Raw records:
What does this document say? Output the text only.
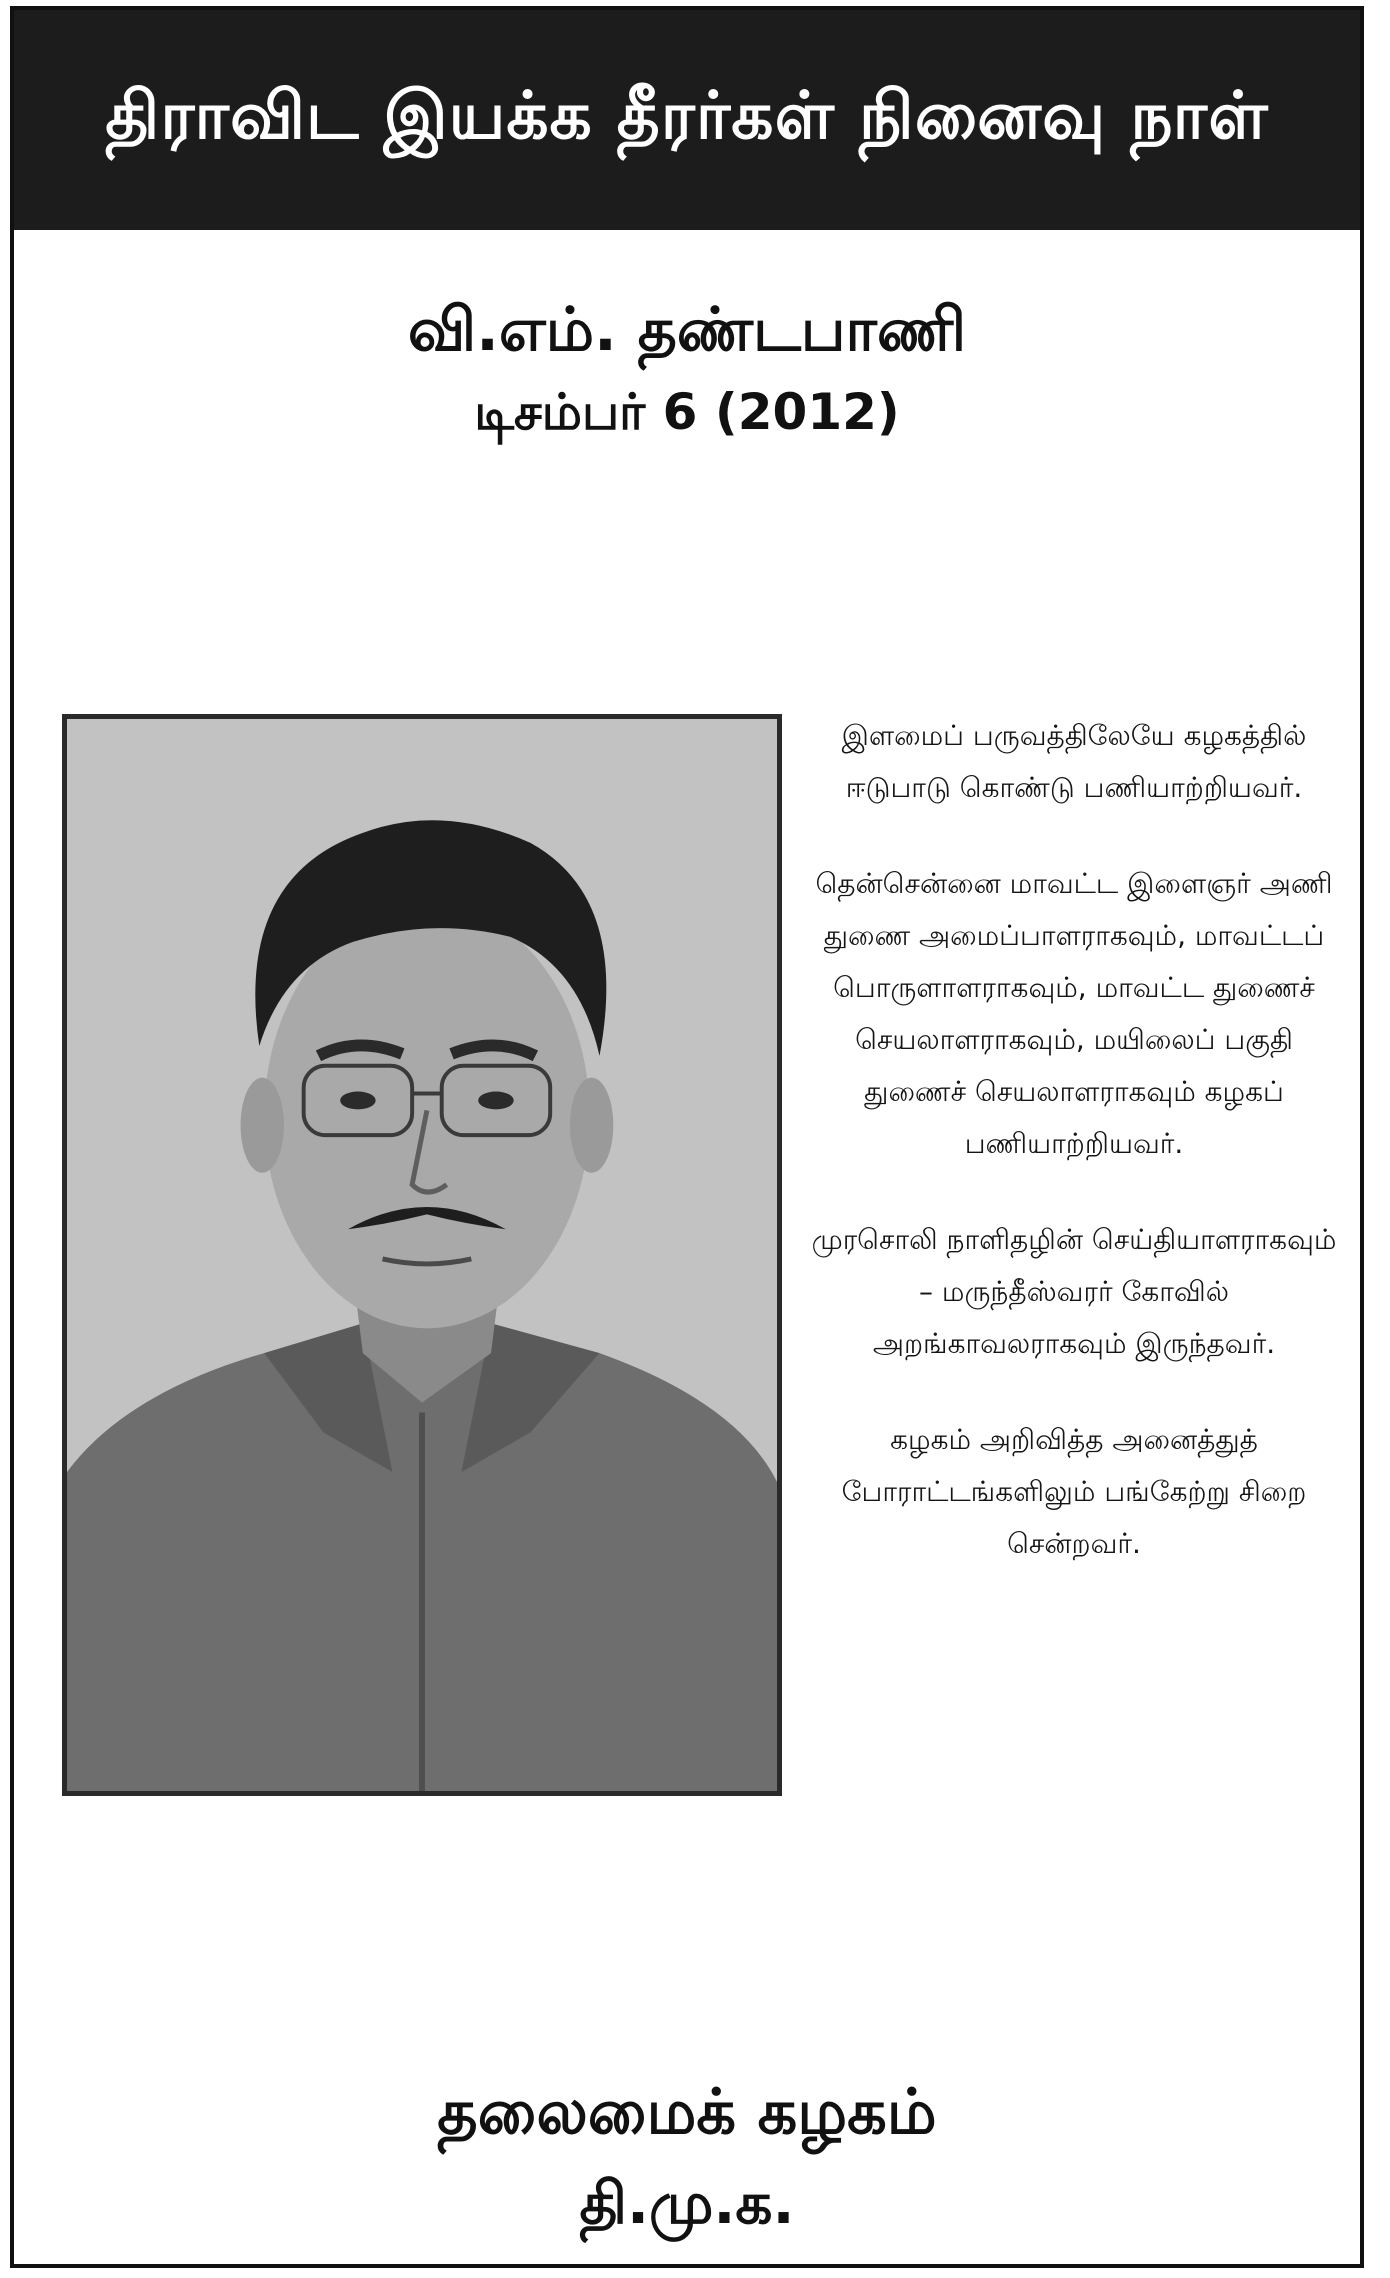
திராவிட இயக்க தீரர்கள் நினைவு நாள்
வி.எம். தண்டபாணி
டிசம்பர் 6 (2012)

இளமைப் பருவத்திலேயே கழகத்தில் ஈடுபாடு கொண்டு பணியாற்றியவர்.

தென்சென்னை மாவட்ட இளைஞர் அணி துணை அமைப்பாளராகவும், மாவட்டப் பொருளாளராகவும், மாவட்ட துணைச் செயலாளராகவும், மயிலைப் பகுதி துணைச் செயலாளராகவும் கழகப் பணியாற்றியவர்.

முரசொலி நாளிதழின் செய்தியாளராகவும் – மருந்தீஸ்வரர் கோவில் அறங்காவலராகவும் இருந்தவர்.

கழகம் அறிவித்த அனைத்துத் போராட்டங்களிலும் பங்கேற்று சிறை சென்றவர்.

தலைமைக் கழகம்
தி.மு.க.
==
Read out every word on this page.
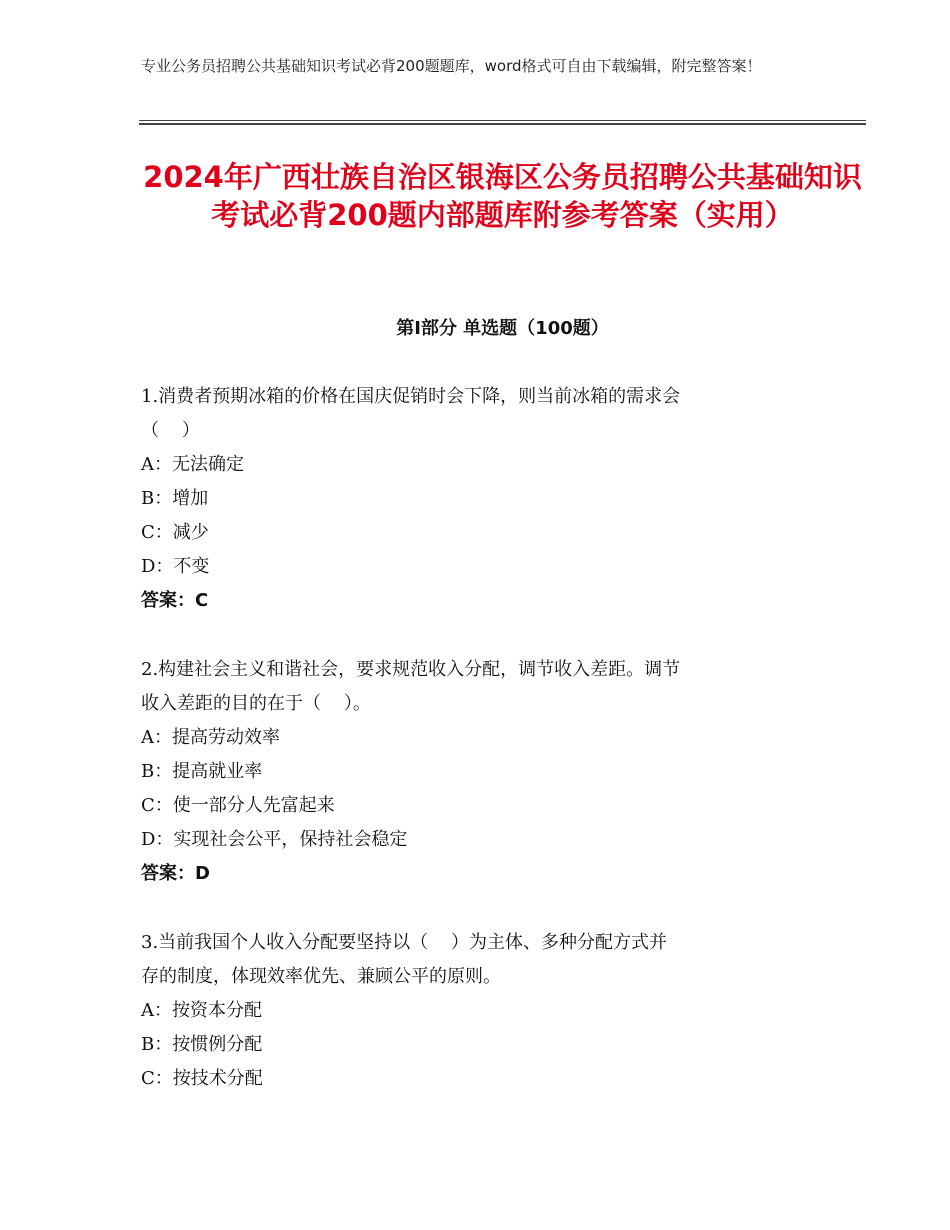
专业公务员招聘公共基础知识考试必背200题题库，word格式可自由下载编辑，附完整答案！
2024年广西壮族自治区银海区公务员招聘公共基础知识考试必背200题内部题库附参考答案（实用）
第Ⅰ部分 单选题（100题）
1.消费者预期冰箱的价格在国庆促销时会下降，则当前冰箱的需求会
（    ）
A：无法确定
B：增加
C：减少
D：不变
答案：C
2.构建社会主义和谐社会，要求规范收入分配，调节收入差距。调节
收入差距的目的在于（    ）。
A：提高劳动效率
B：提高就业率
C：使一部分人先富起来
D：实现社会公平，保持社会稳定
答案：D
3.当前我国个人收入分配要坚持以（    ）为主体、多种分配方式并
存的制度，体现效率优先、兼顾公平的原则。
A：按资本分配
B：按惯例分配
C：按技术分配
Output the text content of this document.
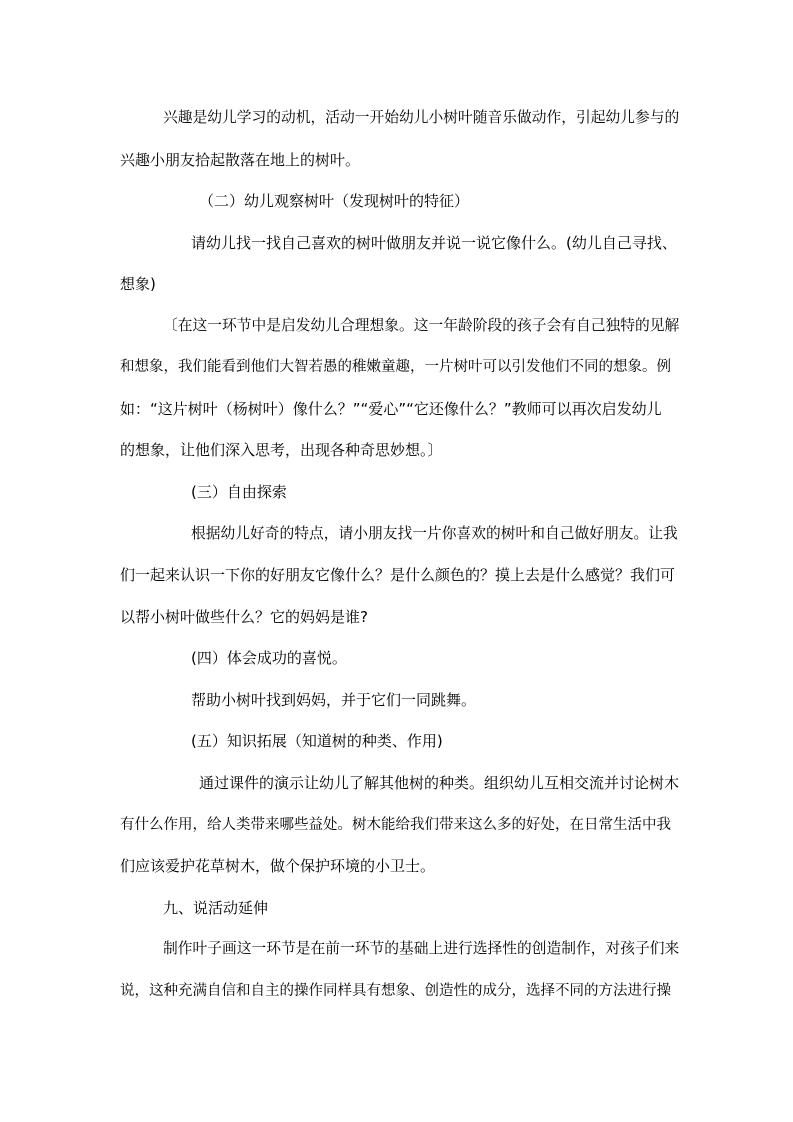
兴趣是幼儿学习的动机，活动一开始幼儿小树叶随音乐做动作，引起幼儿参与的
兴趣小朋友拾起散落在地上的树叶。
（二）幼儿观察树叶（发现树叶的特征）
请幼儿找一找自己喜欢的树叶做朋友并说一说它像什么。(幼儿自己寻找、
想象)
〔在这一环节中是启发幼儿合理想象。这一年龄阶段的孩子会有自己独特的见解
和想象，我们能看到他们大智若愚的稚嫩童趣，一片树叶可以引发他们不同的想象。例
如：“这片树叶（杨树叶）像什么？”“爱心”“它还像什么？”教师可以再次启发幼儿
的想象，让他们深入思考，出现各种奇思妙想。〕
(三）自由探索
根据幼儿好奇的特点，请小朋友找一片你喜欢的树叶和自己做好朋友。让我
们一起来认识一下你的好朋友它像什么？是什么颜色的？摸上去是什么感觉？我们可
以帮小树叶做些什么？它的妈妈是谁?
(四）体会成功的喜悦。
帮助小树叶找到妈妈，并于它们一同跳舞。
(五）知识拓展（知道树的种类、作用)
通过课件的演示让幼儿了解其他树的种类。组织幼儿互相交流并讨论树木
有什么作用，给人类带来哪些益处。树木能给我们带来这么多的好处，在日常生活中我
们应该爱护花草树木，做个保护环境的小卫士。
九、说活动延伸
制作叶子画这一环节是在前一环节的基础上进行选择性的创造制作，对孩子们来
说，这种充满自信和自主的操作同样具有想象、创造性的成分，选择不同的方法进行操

Work required:
All lines above with "this" in them should be returned.

Answer to the problem:
What does this document say? Output the text only.
Read out every word on this page.
Output the text content of this document.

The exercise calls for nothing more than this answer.